TASK GOAL
Spot each line that carries the word "имущества"; copy those lines.

----- EXERCISE INPUTS -----

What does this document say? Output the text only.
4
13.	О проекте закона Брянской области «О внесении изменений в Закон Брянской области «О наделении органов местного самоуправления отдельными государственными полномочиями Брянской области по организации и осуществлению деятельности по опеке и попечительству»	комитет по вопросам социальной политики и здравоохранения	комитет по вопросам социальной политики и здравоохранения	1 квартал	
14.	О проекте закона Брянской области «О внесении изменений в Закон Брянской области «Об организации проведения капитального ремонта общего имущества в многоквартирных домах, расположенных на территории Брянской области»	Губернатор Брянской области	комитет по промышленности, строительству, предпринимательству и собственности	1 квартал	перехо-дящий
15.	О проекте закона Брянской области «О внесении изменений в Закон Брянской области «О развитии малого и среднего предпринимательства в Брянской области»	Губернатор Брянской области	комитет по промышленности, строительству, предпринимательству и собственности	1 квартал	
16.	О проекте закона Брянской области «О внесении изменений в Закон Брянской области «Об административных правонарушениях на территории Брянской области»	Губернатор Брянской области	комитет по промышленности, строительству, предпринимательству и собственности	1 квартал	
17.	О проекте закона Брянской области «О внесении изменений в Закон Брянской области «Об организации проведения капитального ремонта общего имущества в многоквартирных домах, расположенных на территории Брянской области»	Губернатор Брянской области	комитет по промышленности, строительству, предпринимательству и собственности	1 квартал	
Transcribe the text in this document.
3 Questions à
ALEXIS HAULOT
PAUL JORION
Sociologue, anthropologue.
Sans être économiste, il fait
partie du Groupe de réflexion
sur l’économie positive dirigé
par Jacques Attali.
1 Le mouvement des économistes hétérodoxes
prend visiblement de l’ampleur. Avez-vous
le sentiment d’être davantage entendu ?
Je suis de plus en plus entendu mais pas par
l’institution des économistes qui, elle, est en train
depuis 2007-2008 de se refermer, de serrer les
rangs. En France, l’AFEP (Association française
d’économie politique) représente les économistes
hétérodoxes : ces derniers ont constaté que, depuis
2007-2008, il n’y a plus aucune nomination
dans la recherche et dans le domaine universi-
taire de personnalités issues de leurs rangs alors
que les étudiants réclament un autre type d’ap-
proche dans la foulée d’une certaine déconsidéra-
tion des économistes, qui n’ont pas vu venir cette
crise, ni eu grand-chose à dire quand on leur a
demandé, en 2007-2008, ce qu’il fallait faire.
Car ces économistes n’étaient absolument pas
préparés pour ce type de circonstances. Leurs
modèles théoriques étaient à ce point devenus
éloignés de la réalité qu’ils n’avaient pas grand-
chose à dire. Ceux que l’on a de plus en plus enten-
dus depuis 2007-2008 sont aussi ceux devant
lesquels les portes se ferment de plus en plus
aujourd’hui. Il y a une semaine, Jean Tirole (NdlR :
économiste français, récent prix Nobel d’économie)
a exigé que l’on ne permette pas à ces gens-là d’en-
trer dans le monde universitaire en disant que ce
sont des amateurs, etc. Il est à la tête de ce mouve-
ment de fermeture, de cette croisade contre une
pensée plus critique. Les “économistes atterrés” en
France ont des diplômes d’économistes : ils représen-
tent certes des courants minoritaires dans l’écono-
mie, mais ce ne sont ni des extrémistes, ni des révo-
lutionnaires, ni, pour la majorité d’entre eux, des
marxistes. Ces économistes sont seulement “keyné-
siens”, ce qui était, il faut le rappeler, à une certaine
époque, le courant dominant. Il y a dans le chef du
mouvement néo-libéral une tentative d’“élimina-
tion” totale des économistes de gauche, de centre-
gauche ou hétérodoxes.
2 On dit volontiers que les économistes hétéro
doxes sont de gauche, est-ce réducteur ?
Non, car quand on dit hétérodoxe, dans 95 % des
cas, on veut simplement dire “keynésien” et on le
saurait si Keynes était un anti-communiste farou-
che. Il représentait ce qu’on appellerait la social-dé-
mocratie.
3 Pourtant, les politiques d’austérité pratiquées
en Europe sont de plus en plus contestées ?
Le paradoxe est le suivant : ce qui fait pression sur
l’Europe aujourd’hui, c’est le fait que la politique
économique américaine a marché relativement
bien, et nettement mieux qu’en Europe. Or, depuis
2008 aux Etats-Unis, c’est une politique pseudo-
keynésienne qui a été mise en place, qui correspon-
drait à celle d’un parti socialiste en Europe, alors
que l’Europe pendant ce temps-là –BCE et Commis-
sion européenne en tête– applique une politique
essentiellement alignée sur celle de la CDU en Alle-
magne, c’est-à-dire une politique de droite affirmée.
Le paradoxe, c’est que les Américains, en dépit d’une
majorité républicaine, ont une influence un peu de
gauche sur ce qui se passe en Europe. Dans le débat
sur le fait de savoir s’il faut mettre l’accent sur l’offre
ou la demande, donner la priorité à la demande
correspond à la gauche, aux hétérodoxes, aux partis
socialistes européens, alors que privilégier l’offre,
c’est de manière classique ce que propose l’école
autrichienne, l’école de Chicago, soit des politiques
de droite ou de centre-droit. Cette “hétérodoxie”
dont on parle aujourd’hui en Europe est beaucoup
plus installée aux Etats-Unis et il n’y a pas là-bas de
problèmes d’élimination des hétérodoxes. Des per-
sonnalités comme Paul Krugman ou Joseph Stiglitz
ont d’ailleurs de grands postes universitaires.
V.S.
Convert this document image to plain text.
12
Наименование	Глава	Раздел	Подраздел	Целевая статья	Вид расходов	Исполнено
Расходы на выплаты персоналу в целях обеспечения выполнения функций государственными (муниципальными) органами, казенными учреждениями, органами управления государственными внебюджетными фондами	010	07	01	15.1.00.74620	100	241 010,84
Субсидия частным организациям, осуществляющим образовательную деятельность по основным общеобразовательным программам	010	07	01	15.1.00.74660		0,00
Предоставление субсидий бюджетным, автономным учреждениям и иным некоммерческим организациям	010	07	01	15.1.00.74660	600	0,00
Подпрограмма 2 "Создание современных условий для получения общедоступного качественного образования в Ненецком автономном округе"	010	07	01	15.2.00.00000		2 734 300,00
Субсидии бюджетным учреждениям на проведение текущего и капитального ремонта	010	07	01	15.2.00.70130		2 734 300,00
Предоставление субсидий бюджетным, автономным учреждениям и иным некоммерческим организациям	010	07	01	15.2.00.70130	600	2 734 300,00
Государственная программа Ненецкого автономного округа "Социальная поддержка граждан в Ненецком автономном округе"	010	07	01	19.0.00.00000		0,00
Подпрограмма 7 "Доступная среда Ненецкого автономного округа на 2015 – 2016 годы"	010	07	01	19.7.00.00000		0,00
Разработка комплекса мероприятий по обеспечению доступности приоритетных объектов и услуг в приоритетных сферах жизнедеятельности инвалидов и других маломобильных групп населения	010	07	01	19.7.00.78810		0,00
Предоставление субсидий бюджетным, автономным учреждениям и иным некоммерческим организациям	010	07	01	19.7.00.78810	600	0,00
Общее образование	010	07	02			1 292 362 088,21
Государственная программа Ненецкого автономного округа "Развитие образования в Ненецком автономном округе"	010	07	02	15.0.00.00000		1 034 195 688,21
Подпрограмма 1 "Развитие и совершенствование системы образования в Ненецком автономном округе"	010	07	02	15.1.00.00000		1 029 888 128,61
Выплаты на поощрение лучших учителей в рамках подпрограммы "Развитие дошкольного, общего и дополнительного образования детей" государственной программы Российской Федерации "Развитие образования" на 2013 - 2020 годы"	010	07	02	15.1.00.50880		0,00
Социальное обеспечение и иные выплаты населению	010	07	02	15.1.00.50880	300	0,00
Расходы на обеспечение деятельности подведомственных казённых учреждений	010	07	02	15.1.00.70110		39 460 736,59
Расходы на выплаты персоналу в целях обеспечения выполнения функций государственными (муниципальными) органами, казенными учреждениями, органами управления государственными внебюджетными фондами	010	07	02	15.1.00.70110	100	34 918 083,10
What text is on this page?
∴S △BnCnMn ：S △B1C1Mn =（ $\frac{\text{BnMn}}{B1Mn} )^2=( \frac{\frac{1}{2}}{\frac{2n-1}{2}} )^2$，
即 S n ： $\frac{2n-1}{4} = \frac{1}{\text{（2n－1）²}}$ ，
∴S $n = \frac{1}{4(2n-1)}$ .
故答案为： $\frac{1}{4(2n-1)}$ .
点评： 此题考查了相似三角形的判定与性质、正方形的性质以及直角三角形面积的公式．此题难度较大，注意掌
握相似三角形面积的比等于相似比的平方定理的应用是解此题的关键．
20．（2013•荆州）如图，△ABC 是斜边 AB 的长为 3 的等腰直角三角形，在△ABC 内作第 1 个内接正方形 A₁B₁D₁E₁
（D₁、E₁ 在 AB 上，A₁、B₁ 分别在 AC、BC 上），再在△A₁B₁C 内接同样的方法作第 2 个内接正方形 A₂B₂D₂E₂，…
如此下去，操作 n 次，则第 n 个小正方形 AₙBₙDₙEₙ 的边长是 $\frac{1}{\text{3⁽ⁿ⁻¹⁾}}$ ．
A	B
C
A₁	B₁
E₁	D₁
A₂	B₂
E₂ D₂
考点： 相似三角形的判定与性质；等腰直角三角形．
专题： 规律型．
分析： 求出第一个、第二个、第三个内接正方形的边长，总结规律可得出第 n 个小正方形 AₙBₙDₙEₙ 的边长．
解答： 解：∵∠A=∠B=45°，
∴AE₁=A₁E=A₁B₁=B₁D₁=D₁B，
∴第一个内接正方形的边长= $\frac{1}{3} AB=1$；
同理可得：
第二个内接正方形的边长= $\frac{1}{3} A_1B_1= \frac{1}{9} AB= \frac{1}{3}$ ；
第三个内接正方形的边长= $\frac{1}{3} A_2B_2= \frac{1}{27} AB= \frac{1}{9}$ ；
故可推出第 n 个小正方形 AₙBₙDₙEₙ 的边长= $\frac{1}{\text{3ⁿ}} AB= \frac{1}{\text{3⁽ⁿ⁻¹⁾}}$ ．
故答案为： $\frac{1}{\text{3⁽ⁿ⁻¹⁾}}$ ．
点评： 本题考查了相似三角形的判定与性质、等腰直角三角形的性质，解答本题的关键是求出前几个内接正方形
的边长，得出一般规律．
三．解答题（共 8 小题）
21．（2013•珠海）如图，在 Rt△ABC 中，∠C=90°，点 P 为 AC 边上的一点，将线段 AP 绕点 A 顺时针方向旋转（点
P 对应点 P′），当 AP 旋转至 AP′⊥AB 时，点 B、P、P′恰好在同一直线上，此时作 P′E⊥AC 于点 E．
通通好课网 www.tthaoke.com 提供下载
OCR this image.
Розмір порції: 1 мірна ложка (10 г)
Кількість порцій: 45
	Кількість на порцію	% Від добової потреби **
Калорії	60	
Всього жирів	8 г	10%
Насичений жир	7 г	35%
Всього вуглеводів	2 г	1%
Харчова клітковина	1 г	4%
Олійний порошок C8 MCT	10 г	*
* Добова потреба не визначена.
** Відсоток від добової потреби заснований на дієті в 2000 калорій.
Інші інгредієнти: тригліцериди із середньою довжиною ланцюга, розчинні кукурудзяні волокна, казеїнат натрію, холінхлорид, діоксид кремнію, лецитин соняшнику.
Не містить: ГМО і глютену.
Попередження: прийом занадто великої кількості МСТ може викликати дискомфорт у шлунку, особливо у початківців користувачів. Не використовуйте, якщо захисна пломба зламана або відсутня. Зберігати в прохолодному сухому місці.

-----

EXPECTED ANSWER
14.	О проекте закона Брянской области «О внесении изменений в Закон Брянской области «Об организации проведения капитального ремонта общего имущества в многоквартирных домах, расположенных на территории Брянской области»	Губернатор Брянской области	комитет по промышленности, строительству, предпринимательству и собственности	1 квартал	перехо-дящий
17.	О проекте закона Брянской области «О внесении изменений в Закон Брянской области «Об организации проведения капитального ремонта общего имущества в многоквартирных домах, расположенных на территории Брянской области»	Губернатор Брянской области	комитет по промышленности, строительству, предпринимательству и собственности	1 квартал	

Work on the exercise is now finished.